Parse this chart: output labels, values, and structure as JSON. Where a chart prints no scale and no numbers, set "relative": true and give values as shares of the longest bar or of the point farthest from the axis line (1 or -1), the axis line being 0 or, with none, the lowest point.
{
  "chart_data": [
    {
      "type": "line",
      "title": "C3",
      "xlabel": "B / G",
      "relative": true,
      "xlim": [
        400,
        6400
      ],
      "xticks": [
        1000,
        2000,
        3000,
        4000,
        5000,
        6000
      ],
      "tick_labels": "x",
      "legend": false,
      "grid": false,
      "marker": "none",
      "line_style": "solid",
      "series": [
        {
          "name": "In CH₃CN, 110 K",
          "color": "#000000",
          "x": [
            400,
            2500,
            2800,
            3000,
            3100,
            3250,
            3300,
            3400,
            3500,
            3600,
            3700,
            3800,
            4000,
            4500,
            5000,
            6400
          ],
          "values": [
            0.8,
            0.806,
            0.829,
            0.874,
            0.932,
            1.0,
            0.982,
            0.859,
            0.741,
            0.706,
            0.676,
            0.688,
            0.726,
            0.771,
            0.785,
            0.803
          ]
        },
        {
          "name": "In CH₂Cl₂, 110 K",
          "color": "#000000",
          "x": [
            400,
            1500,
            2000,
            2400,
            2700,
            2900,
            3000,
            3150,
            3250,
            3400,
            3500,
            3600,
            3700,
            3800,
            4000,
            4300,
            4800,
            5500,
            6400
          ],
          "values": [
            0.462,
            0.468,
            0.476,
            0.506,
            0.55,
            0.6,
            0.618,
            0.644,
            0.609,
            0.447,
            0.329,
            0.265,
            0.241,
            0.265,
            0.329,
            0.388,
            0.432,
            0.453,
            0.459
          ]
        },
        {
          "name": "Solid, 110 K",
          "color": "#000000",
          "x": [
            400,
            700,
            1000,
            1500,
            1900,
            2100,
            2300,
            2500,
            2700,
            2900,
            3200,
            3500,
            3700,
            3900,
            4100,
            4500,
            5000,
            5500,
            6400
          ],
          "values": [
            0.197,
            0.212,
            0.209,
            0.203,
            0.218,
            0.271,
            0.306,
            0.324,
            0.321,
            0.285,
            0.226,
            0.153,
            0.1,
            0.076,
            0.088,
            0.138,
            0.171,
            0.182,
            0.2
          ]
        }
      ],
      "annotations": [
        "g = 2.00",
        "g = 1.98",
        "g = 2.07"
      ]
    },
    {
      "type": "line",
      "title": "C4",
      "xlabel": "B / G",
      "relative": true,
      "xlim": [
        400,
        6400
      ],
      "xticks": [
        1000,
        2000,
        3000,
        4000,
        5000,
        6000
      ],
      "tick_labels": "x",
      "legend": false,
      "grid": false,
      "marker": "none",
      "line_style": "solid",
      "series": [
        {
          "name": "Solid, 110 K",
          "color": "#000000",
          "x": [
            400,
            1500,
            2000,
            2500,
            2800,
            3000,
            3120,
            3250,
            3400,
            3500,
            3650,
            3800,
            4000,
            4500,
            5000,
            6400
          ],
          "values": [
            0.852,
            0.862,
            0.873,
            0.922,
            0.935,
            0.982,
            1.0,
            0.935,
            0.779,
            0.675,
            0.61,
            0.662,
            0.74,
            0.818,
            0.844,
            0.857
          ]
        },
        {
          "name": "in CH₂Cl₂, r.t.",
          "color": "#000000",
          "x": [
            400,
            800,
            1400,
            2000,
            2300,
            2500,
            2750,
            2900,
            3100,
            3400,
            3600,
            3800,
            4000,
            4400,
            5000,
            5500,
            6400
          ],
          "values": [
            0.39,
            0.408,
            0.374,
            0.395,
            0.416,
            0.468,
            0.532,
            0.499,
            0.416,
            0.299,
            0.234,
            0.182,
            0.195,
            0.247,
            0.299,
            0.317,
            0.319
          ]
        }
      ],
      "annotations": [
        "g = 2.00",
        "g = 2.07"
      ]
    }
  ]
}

### GOAL
Repeat each record exactly. Omit nothing.

### IN RESPONSE
Parse this chart: output labels, values, and structure as JSON. Where a chart prints no scale and no numbers, set "relative": true and give values as shares of the longest bar or of the point farthest from the axis line (1 or -1), the axis line being 0 or, with none, the lowest point.
{
  "chart_data": [
    {
      "type": "line",
      "title": "C3",
      "xlabel": "B / G",
      "relative": true,
      "xlim": [
        400,
        6400
      ],
      "xticks": [
        1000,
        2000,
        3000,
        4000,
        5000,
        6000
      ],
      "tick_labels": "x",
      "legend": false,
      "grid": false,
      "marker": "none",
      "line_style": "solid",
      "series": [
        {
          "name": "In CH₃CN, 110 K",
          "color": "#000000",
          "x": [
            400,
            2500,
            2800,
            3000,
            3100,
            3250,
            3300,
            3400,
            3500,
            3600,
            3700,
            3800,
            4000,
            4500,
            5000,
            6400
          ],
          "values": [
            0.8,
            0.806,
            0.829,
            0.874,
            0.932,
            1.0,
            0.982,
            0.859,
            0.741,
            0.706,
            0.676,
            0.688,
            0.726,
            0.771,
            0.785,
            0.803
          ]
        },
        {
          "name": "In CH₂Cl₂, 110 K",
          "color": "#000000",
          "x": [
            400,
            1500,
            2000,
            2400,
            2700,
            2900,
            3000,
            3150,
            3250,
            3400,
            3500,
            3600,
            3700,
            3800,
            4000,
            4300,
            4800,
            5500,
            6400
          ],
          "values": [
            0.462,
            0.468,
            0.476,
            0.506,
            0.55,
            0.6,
            0.618,
            0.644,
            0.609,
            0.447,
            0.329,
            0.265,
            0.241,
            0.265,
            0.329,
            0.388,
            0.432,
            0.453,
            0.459
          ]
        },
        {
          "name": "Solid, 110 K",
          "color": "#000000",
          "x": [
            400,
            700,
            1000,
            1500,
            1900,
            2100,
            2300,
            2500,
            2700,
            2900,
            3200,
            3500,
            3700,
            3900,
            4100,
            4500,
            5000,
            5500,
            6400
          ],
          "values": [
            0.197,
            0.212,
            0.209,
            0.203,
            0.218,
            0.271,
            0.306,
            0.324,
            0.321,
            0.285,
            0.226,
            0.153,
            0.1,
            0.076,
            0.088,
            0.138,
            0.171,
            0.182,
            0.2
          ]
        }
      ],
      "annotations": [
        "g = 2.00",
        "g = 1.98",
        "g = 2.07"
      ]
    },
    {
      "type": "line",
      "title": "C4",
      "xlabel": "B / G",
      "relative": true,
      "xlim": [
        400,
        6400
      ],
      "xticks": [
        1000,
        2000,
        3000,
        4000,
        5000,
        6000
      ],
      "tick_labels": "x",
      "legend": false,
      "grid": false,
      "marker": "none",
      "line_style": "solid",
      "series": [
        {
          "name": "Solid, 110 K",
          "color": "#000000",
          "x": [
            400,
            1500,
            2000,
            2500,
            2800,
            3000,
            3120,
            3250,
            3400,
            3500,
            3650,
            3800,
            4000,
            4500,
            5000,
            6400
          ],
          "values": [
            0.852,
            0.862,
            0.873,
            0.922,
            0.935,
            0.982,
            1.0,
            0.935,
            0.779,
            0.675,
            0.61,
            0.662,
            0.74,
            0.818,
            0.844,
            0.857
          ]
        },
        {
          "name": "in CH₂Cl₂, r.t.",
          "color": "#000000",
          "x": [
            400,
            800,
            1400,
            2000,
            2300,
            2500,
            2750,
            2900,
            3100,
            3400,
            3600,
            3800,
            4000,
            4400,
            5000,
            5500,
            6400
          ],
          "values": [
            0.39,
            0.408,
            0.374,
            0.395,
            0.416,
            0.468,
            0.532,
            0.499,
            0.416,
            0.299,
            0.234,
            0.182,
            0.195,
            0.247,
            0.299,
            0.317,
            0.319
          ]
        }
      ],
      "annotations": [
        "g = 2.00",
        "g = 2.07"
      ]
    }
  ]
}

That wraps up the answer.